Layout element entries
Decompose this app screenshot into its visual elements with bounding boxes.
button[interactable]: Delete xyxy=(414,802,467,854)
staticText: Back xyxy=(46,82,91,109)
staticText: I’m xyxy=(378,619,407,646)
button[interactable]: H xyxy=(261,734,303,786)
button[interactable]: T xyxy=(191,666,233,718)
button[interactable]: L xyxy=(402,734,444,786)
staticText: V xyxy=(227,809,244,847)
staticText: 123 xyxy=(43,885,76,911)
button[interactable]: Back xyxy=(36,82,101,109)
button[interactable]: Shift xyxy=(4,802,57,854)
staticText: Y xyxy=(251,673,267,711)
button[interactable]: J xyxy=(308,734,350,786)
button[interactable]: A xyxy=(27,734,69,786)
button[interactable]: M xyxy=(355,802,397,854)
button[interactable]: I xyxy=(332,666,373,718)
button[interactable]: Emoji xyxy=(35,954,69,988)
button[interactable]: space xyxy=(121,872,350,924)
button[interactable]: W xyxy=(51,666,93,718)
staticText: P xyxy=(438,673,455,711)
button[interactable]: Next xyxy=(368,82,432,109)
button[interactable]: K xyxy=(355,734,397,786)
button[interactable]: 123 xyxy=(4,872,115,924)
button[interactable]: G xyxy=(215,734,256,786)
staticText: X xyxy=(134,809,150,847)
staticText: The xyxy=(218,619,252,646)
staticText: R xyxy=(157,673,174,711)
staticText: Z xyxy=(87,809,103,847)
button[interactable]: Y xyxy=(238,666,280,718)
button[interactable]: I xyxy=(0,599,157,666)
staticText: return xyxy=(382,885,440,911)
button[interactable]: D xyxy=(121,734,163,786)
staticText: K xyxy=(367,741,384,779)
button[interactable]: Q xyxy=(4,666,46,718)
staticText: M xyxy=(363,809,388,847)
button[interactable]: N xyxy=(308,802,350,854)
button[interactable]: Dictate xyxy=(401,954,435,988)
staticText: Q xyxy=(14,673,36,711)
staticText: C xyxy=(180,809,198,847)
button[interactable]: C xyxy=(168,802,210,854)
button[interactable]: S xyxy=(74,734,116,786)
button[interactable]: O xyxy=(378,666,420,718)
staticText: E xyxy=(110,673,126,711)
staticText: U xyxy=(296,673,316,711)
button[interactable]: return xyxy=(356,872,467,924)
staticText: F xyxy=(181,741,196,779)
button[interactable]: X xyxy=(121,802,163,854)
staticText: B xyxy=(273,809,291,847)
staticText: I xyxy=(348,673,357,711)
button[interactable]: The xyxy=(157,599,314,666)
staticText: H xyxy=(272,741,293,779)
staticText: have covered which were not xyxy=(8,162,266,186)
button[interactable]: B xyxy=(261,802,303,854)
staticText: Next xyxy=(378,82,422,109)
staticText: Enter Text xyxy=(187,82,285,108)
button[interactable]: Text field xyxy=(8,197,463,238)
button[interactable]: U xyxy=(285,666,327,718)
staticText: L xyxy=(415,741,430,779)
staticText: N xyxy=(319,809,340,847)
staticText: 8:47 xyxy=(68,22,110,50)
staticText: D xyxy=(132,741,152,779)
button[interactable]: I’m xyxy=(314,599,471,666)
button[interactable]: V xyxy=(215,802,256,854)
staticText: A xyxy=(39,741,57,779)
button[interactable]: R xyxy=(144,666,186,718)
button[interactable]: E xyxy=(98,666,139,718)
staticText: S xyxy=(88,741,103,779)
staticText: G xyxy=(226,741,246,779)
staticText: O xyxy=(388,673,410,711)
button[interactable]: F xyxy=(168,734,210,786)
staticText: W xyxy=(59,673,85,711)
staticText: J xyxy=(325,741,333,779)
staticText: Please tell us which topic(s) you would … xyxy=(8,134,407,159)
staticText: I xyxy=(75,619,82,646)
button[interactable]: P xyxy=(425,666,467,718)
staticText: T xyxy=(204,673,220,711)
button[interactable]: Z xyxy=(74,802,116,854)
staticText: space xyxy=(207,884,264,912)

==

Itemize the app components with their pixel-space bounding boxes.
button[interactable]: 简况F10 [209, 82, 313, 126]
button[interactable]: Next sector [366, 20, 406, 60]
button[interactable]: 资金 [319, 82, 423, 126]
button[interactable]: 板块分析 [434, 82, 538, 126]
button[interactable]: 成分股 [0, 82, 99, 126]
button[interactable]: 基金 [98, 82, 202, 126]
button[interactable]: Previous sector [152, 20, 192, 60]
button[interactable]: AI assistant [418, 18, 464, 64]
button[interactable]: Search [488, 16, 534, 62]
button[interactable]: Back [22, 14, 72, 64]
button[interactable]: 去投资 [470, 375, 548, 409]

* * *

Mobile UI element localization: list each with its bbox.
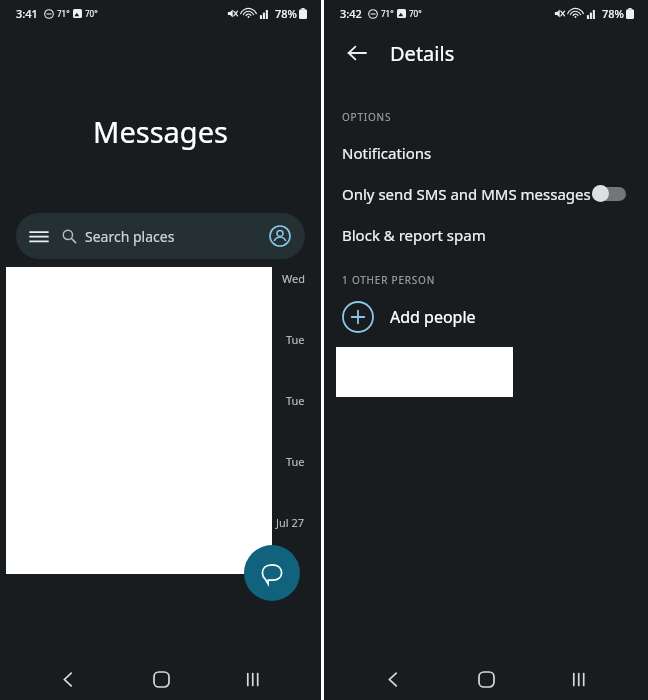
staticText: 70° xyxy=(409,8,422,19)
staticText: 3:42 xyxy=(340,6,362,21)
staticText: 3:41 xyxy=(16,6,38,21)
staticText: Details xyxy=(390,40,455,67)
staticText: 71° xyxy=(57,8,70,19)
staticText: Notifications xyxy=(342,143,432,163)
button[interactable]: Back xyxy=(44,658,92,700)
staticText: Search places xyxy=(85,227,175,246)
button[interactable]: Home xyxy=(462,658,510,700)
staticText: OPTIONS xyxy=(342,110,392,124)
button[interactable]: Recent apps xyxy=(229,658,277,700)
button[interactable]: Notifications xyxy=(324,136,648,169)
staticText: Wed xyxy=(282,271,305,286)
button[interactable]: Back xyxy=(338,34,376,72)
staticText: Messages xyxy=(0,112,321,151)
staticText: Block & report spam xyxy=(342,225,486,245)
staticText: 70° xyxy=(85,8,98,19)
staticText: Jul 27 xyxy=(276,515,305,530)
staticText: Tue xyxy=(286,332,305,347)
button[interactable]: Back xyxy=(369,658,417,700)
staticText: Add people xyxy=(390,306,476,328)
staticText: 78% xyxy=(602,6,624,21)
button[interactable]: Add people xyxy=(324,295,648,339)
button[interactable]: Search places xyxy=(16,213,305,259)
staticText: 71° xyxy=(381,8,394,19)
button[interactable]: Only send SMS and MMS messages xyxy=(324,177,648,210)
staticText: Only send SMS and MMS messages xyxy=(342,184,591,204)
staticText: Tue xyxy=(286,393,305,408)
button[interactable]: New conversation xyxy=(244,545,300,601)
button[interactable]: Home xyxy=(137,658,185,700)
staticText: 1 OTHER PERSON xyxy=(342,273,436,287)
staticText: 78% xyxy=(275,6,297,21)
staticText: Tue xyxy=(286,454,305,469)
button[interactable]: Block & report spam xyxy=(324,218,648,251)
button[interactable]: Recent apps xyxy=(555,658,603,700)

* Written problem
Copy out the lines of the records word for word, starting with the line that contains "Decompose this app" and going on through the line that contains "button[interactable]: space xyxy=(121,872,350,924)", including both of those lines.

* Response
Decompose this app screenshot into its visual elements with bounding boxes.
button[interactable]: Delete xyxy=(414,802,467,854)
staticText: Back xyxy=(46,82,91,109)
staticText: I’m xyxy=(378,619,407,646)
button[interactable]: H xyxy=(261,734,303,786)
button[interactable]: T xyxy=(191,666,233,718)
button[interactable]: L xyxy=(402,734,444,786)
staticText: V xyxy=(227,809,244,847)
staticText: 123 xyxy=(43,885,76,911)
button[interactable]: Back xyxy=(36,82,101,109)
button[interactable]: Shift xyxy=(4,802,57,854)
staticText: Y xyxy=(251,673,267,711)
button[interactable]: J xyxy=(308,734,350,786)
button[interactable]: A xyxy=(27,734,69,786)
button[interactable]: M xyxy=(355,802,397,854)
button[interactable]: I xyxy=(332,666,373,718)
button[interactable]: Emoji xyxy=(35,954,69,988)
button[interactable]: space xyxy=(121,872,350,924)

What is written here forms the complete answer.